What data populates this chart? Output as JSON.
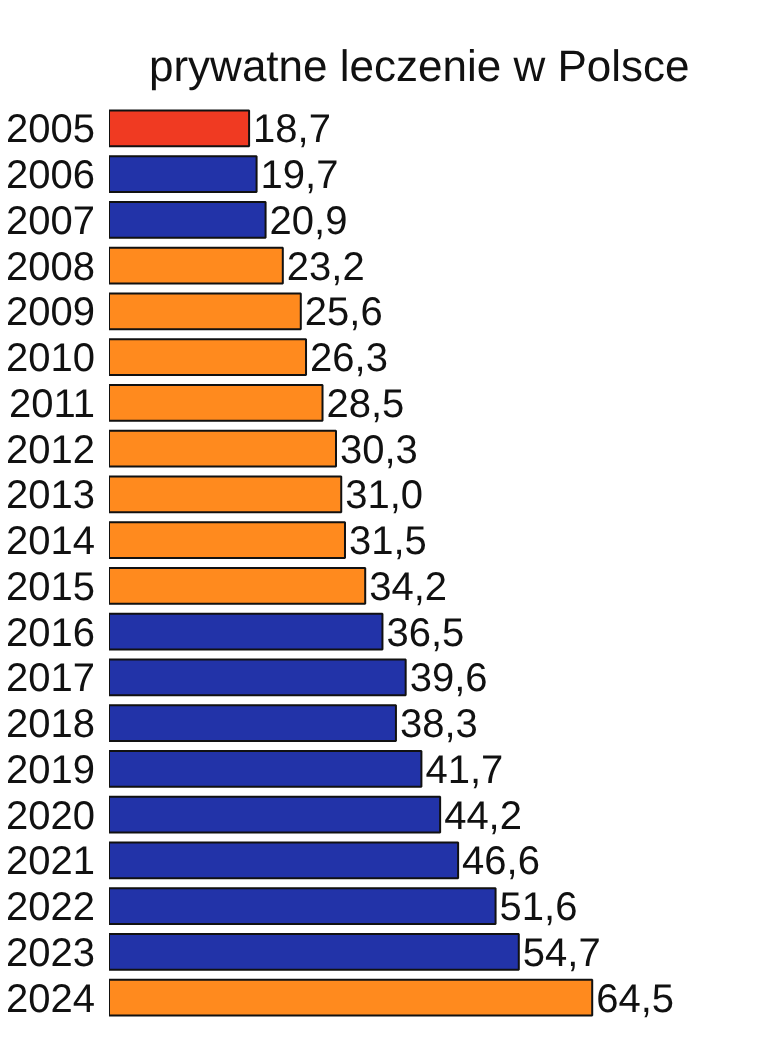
{
  "chart_data": {
    "type": "bar",
    "orientation": "horizontal",
    "title": "prywatne leczenie w Polsce",
    "categories": [
      "2005",
      "2006",
      "2007",
      "2008",
      "2009",
      "2010",
      "2011",
      "2012",
      "2013",
      "2014",
      "2015",
      "2016",
      "2017",
      "2018",
      "2019",
      "2020",
      "2021",
      "2022",
      "2023",
      "2024"
    ],
    "values": [
      18.7,
      19.7,
      20.9,
      23.2,
      25.6,
      26.3,
      28.5,
      30.3,
      31.0,
      31.5,
      34.2,
      36.5,
      39.6,
      38.3,
      41.7,
      44.2,
      46.6,
      51.6,
      54.7,
      64.5
    ],
    "value_labels": [
      "18,7",
      "19,7",
      "20,9",
      "23,2",
      "25,6",
      "26,3",
      "28,5",
      "30,3",
      "31,0",
      "31,5",
      "34,2",
      "36,5",
      "39,6",
      "38,3",
      "41,7",
      "44,2",
      "46,6",
      "51,6",
      "54,7",
      "64,5"
    ],
    "colors": [
      "#f03a22",
      "#2233a8",
      "#2233a8",
      "#ff8a1e",
      "#ff8a1e",
      "#ff8a1e",
      "#ff8a1e",
      "#ff8a1e",
      "#ff8a1e",
      "#ff8a1e",
      "#ff8a1e",
      "#2233a8",
      "#2233a8",
      "#2233a8",
      "#2233a8",
      "#2233a8",
      "#2233a8",
      "#2233a8",
      "#2233a8",
      "#ff8a1e"
    ]
  }
}
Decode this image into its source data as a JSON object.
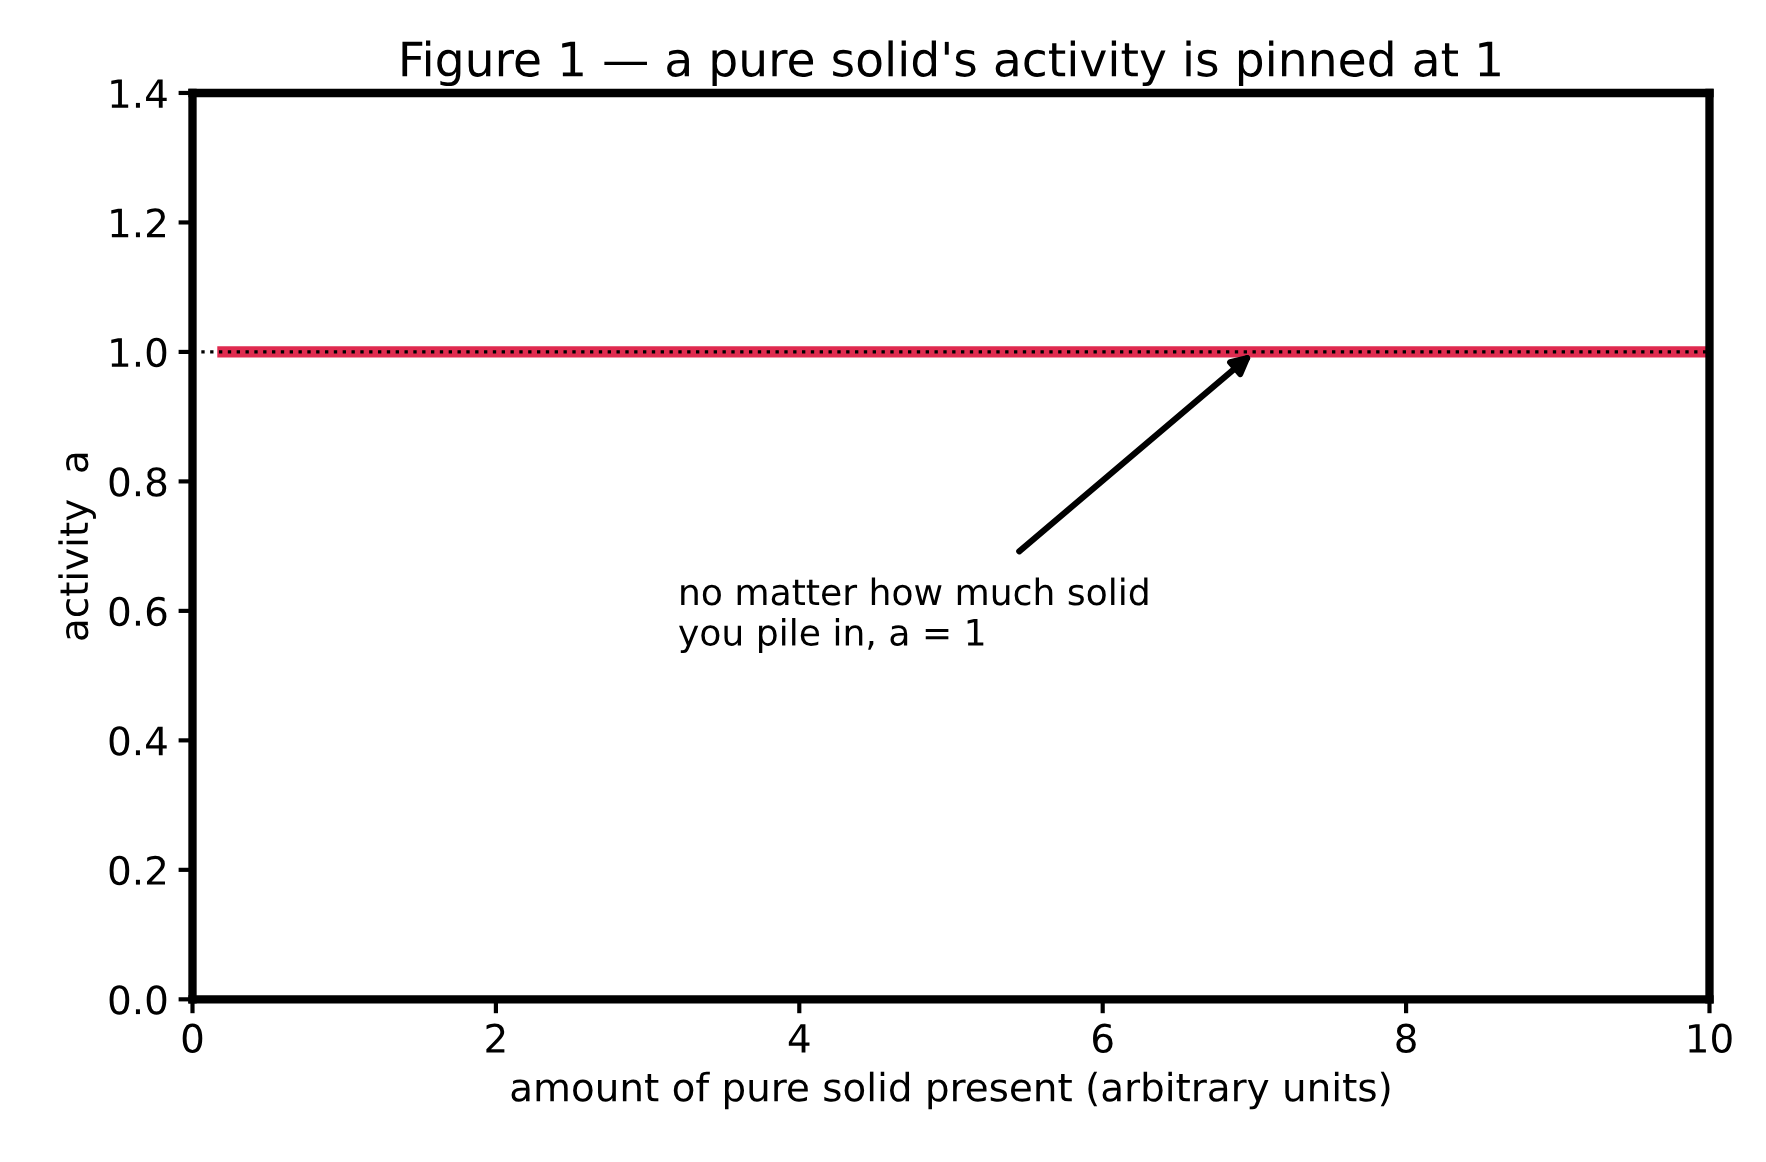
{
  "chart_data": {
    "type": "line",
    "title": "Figure 1 — a pure solid's activity is pinned at 1",
    "xlabel": "amount of pure solid present (arbitrary units)",
    "ylabel": "activity  a",
    "x": [
      0.2,
      10
    ],
    "series": [
      {
        "color": "#dc143c",
        "values": [
          1,
          1
        ]
      }
    ],
    "ref_lines": [
      {
        "axis": "y",
        "value": 1,
        "color": "#000000",
        "line_style": "dotted"
      }
    ],
    "annotations": [
      {
        "text": "no matter how much solid\nyou pile in, a = 1",
        "x": 7,
        "y": 1
      }
    ],
    "xlim": [
      0,
      10
    ],
    "xticks": [
      0,
      2,
      4,
      6,
      8,
      10
    ],
    "ylim": [
      0,
      1.4
    ],
    "yticks": [
      {
        "value": 0,
        "label": "0.0"
      },
      {
        "value": 0.2,
        "label": "0.2"
      },
      {
        "value": 0.4,
        "label": "0.4"
      },
      {
        "value": 0.6,
        "label": "0.6"
      },
      {
        "value": 0.8,
        "label": "0.8"
      },
      {
        "value": 1,
        "label": "1.0"
      },
      {
        "value": 1.2,
        "label": "1.2"
      },
      {
        "value": 1.4,
        "label": "1.4"
      }
    ],
    "grid": false,
    "legend": false,
    "marker": "none",
    "line_style": "solid"
  }
}
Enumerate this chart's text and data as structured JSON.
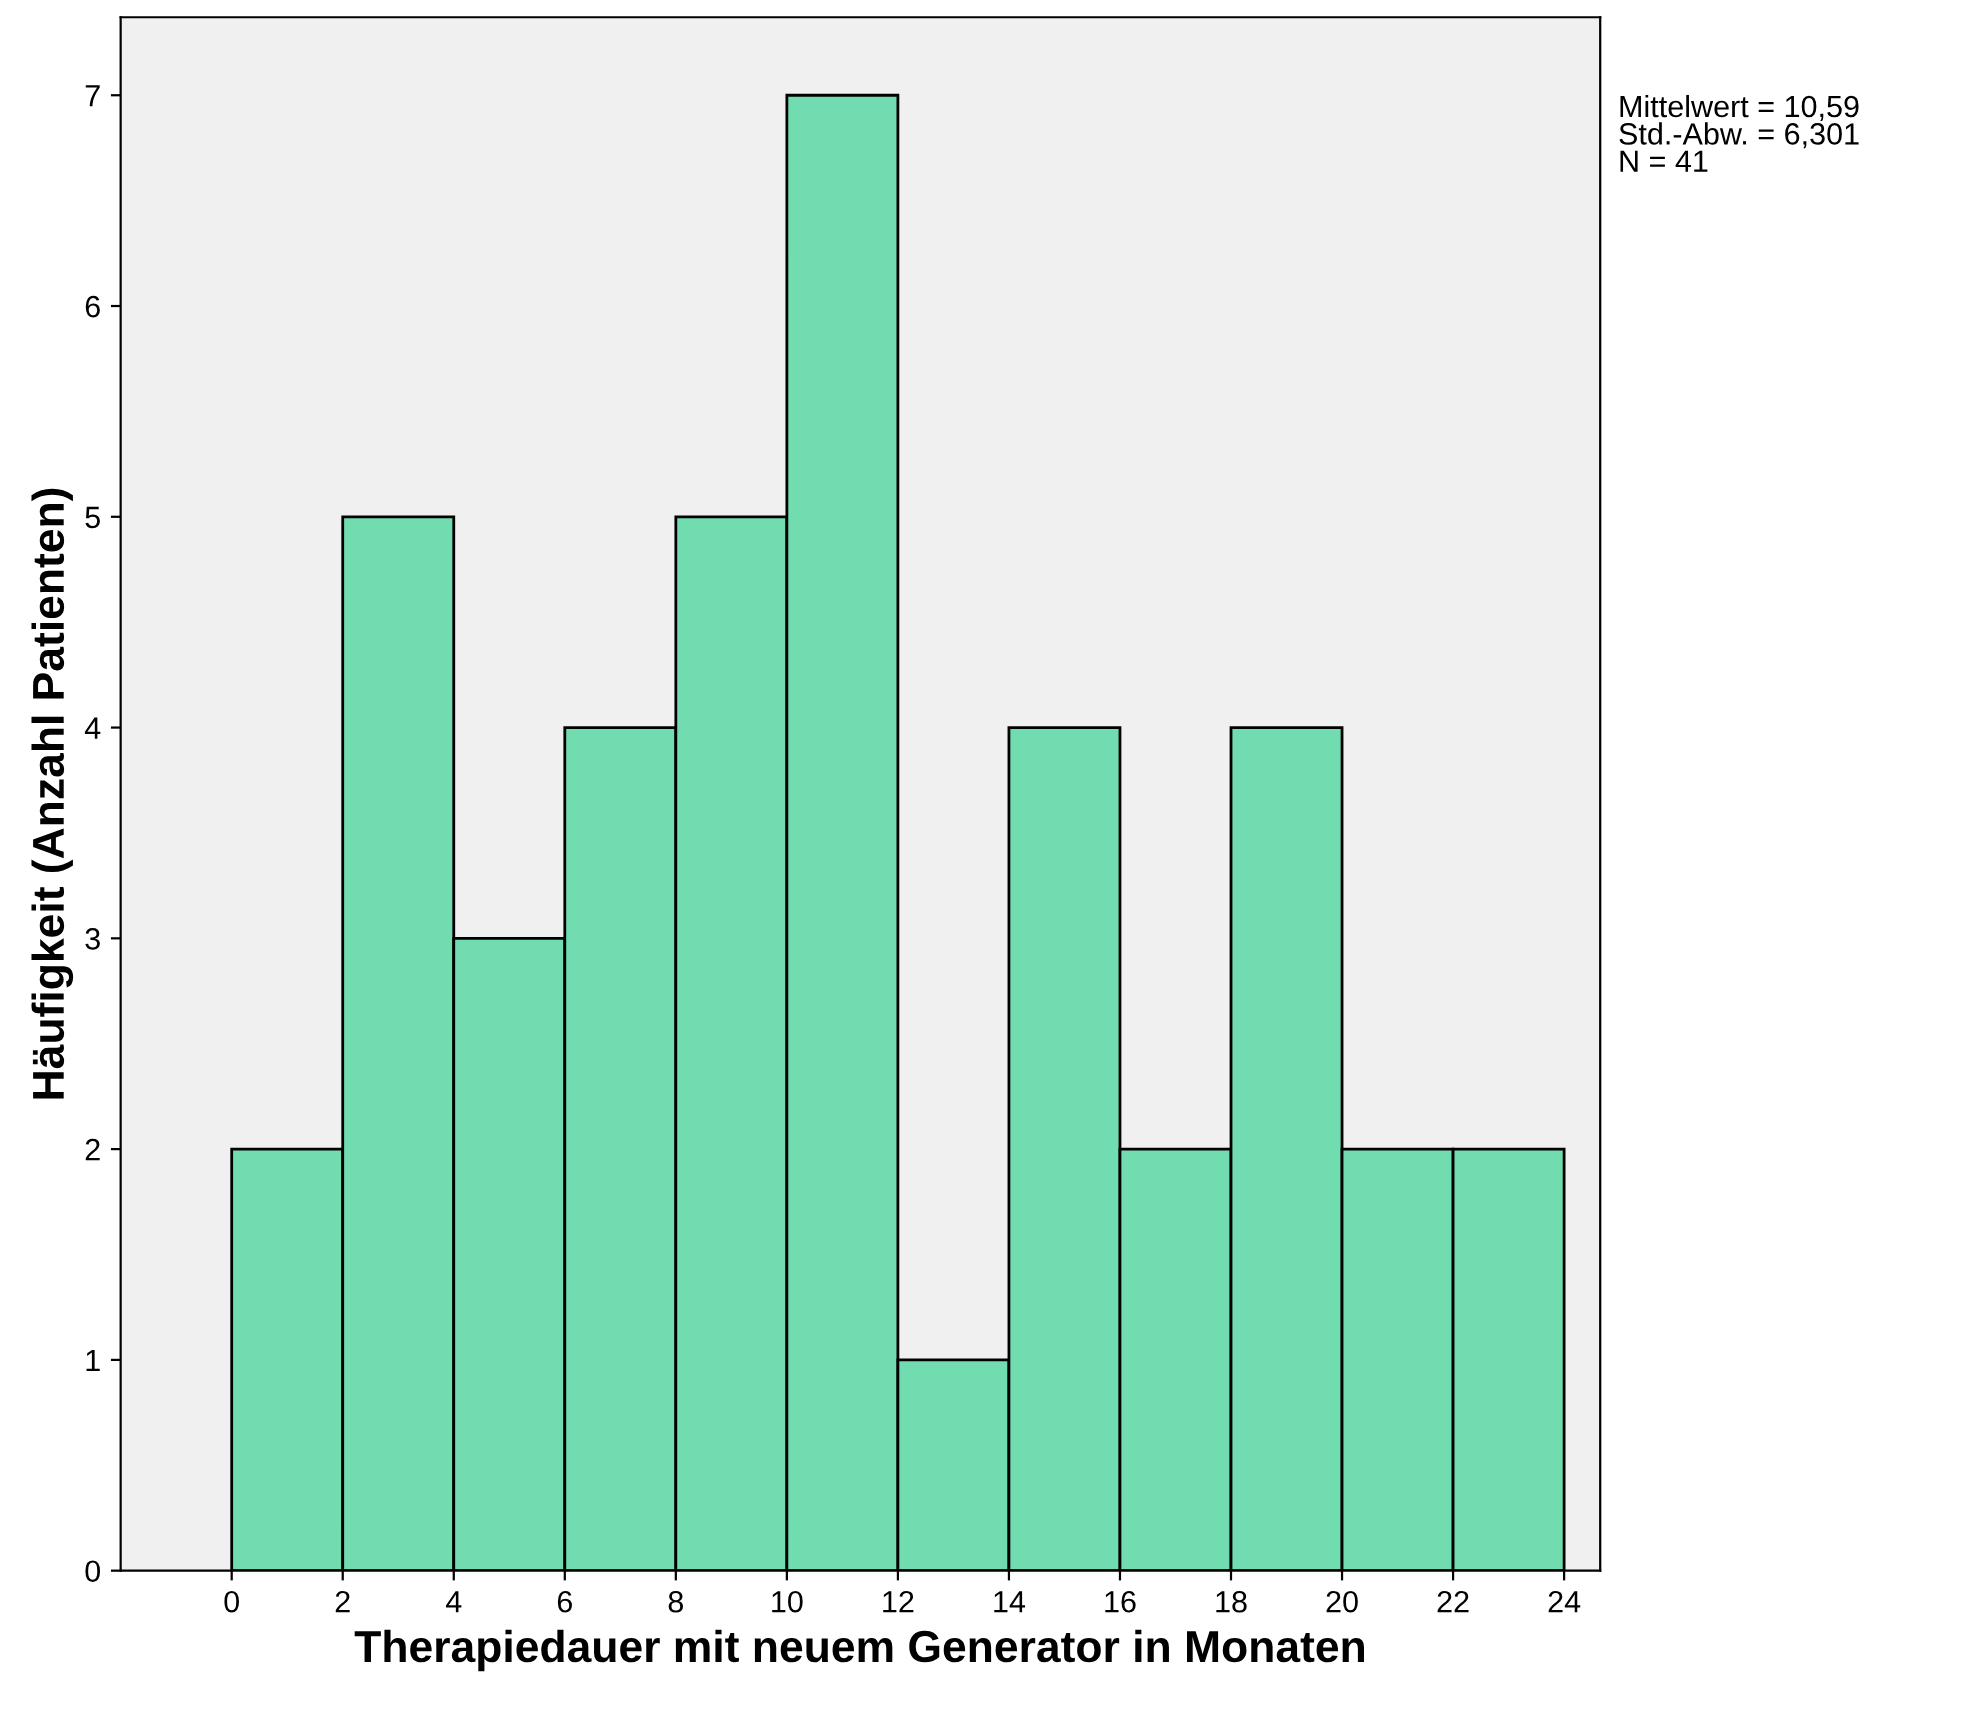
{
  "chart_data": {
    "type": "histogram",
    "xlabel": "Therapiedauer mit neuem Generator in Monaten",
    "ylabel": "Häufigkeit (Anzahl Patienten)",
    "bins": [
      0,
      2,
      4,
      6,
      8,
      10,
      12,
      14,
      16,
      18,
      20,
      22,
      24
    ],
    "values": [
      2,
      5,
      3,
      4,
      5,
      7,
      1,
      4,
      2,
      4,
      2,
      2
    ],
    "color": "#70dcb0",
    "xlim": [
      -2,
      24.65
    ],
    "xticks": [
      0,
      2,
      4,
      6,
      8,
      10,
      12,
      14,
      16,
      18,
      20,
      22,
      24
    ],
    "ylim": [
      0,
      7.37
    ],
    "yticks": [
      0,
      1,
      2,
      3,
      4,
      5,
      6,
      7
    ],
    "grid": false,
    "annotations": [
      "Mittelwert = 10,59\nStd.-Abw. = 6,301\nN = 41"
    ]
  }
}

JOB: Reproduce every line exactly and omit all pictures.

RESPONSE TO THIS EXERCISE:
What data populates this chart? Output as JSON.
{
  "chart_data": {
    "type": "bar",
    "orientation": "horizontal",
    "title": "prywatne leczenie w Polsce",
    "categories": [
      "2005",
      "2006",
      "2007",
      "2008",
      "2009",
      "2010",
      "2011",
      "2012",
      "2013",
      "2014",
      "2015",
      "2016",
      "2017",
      "2018",
      "2019",
      "2020",
      "2021",
      "2022",
      "2023",
      "2024"
    ],
    "values": [
      18.7,
      19.7,
      20.9,
      23.2,
      25.6,
      26.3,
      28.5,
      30.3,
      31.0,
      31.5,
      34.2,
      36.5,
      39.6,
      38.3,
      41.7,
      44.2,
      46.6,
      51.6,
      54.7,
      64.5
    ],
    "value_labels": [
      "18,7",
      "19,7",
      "20,9",
      "23,2",
      "25,6",
      "26,3",
      "28,5",
      "30,3",
      "31,0",
      "31,5",
      "34,2",
      "36,5",
      "39,6",
      "38,3",
      "41,7",
      "44,2",
      "46,6",
      "51,6",
      "54,7",
      "64,5"
    ],
    "colors": [
      "#f03a22",
      "#2233a8",
      "#2233a8",
      "#ff8a1e",
      "#ff8a1e",
      "#ff8a1e",
      "#ff8a1e",
      "#ff8a1e",
      "#ff8a1e",
      "#ff8a1e",
      "#ff8a1e",
      "#2233a8",
      "#2233a8",
      "#2233a8",
      "#2233a8",
      "#2233a8",
      "#2233a8",
      "#2233a8",
      "#2233a8",
      "#ff8a1e"
    ]
  }
}
Decode this image into its source data as a JSON object.
{
  "chart_data": {
    "type": "line",
    "title": "Figure 1 — a pure solid's activity is pinned at 1",
    "xlabel": "amount of pure solid present (arbitrary units)",
    "ylabel": "activity  a",
    "x": [
      0.2,
      10
    ],
    "series": [
      {
        "color": "#dc143c",
        "values": [
          1,
          1
        ]
      }
    ],
    "ref_lines": [
      {
        "axis": "y",
        "value": 1,
        "color": "#000000",
        "line_style": "dotted"
      }
    ],
    "annotations": [
      {
        "text": "no matter how much solid\nyou pile in, a = 1",
        "x": 7,
        "y": 1
      }
    ],
    "xlim": [
      0,
      10
    ],
    "xticks": [
      0,
      2,
      4,
      6,
      8,
      10
    ],
    "ylim": [
      0,
      1.4
    ],
    "yticks": [
      {
        "value": 0,
        "label": "0.0"
      },
      {
        "value": 0.2,
        "label": "0.2"
      },
      {
        "value": 0.4,
        "label": "0.4"
      },
      {
        "value": 0.6,
        "label": "0.6"
      },
      {
        "value": 0.8,
        "label": "0.8"
      },
      {
        "value": 1,
        "label": "1.0"
      },
      {
        "value": 1.2,
        "label": "1.2"
      },
      {
        "value": 1.4,
        "label": "1.4"
      }
    ],
    "grid": false,
    "legend": false,
    "marker": "none",
    "line_style": "solid"
  }
}
Enumerate this chart's text and data as structured JSON.
{
  "chart_data": {
    "type": "histogram",
    "xlabel": "Therapiedauer mit neuem Generator in Monaten",
    "ylabel": "Häufigkeit (Anzahl Patienten)",
    "bins": [
      0,
      2,
      4,
      6,
      8,
      10,
      12,
      14,
      16,
      18,
      20,
      22,
      24
    ],
    "values": [
      2,
      5,
      3,
      4,
      5,
      7,
      1,
      4,
      2,
      4,
      2,
      2
    ],
    "color": "#70dcb0",
    "xlim": [
      -2,
      24.65
    ],
    "xticks": [
      0,
      2,
      4,
      6,
      8,
      10,
      12,
      14,
      16,
      18,
      20,
      22,
      24
    ],
    "ylim": [
      0,
      7.37
    ],
    "yticks": [
      0,
      1,
      2,
      3,
      4,
      5,
      6,
      7
    ],
    "grid": false,
    "annotations": [
      "Mittelwert = 10,59\nStd.-Abw. = 6,301\nN = 41"
    ]
  }
}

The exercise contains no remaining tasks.